(Rows from a dataset)
* * * * * * *

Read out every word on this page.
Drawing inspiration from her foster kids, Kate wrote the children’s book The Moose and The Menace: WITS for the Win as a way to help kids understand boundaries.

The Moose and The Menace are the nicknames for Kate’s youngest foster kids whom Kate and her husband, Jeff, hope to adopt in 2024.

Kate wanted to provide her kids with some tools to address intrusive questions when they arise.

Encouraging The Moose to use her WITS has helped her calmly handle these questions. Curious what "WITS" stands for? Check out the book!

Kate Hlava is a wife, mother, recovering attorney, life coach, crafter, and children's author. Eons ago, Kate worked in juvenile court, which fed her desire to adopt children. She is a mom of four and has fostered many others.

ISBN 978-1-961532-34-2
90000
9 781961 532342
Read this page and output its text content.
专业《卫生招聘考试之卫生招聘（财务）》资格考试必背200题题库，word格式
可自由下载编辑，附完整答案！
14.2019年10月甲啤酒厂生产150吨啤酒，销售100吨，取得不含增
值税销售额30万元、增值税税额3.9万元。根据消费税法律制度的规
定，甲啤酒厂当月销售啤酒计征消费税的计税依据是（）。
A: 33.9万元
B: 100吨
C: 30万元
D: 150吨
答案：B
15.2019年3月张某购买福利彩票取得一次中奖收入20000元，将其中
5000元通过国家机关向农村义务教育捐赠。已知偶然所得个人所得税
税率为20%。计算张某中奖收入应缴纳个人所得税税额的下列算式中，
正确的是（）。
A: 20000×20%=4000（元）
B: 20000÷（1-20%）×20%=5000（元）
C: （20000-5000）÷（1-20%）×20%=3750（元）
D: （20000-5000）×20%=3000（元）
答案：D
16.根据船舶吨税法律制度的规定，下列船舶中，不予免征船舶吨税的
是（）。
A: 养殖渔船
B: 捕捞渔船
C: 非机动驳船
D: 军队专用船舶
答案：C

* * * * * * *

* _What to produce_: The records above should all be quoted exactly, please.

* _Solution for this problem_:
Read out every word on this page.
Drawing inspiration from her foster kids, Kate wrote the children’s book The Moose and The Menace: WITS for the Win as a way to help kids understand boundaries.

The Moose and The Menace are the nicknames for Kate’s youngest foster kids whom Kate and her husband, Jeff, hope to adopt in 2024.

Kate wanted to provide her kids with some tools to address intrusive questions when they arise.

Encouraging The Moose to use her WITS has helped her calmly handle these questions. Curious what "WITS" stands for? Check out the book!

Kate Hlava is a wife, mother, recovering attorney, life coach, crafter, and children's author. Eons ago, Kate worked in juvenile court, which fed her desire to adopt children. She is a mom of four and has fostered many others.

ISBN 978-1-961532-34-2
90000
9 781961 532342
Read this page and output its text content.
专业《卫生招聘考试之卫生招聘（财务）》资格考试必背200题题库，word格式
可自由下载编辑，附完整答案！
14.2019年10月甲啤酒厂生产150吨啤酒，销售100吨，取得不含增
值税销售额30万元、增值税税额3.9万元。根据消费税法律制度的规
定，甲啤酒厂当月销售啤酒计征消费税的计税依据是（）。
A: 33.9万元
B: 100吨
C: 30万元
D: 150吨
答案：B
15.2019年3月张某购买福利彩票取得一次中奖收入20000元，将其中
5000元通过国家机关向农村义务教育捐赠。已知偶然所得个人所得税
税率为20%。计算张某中奖收入应缴纳个人所得税税额的下列算式中，
正确的是（）。
A: 20000×20%=4000（元）
B: 20000÷（1-20%）×20%=5000（元）
C: （20000-5000）÷（1-20%）×20%=3750（元）
D: （20000-5000）×20%=3000（元）
答案：D
16.根据船舶吨税法律制度的规定，下列船舶中，不予免征船舶吨税的
是（）。
A: 养殖渔船
B: 捕捞渔船
C: 非机动驳船
D: 军队专用船舶
答案：C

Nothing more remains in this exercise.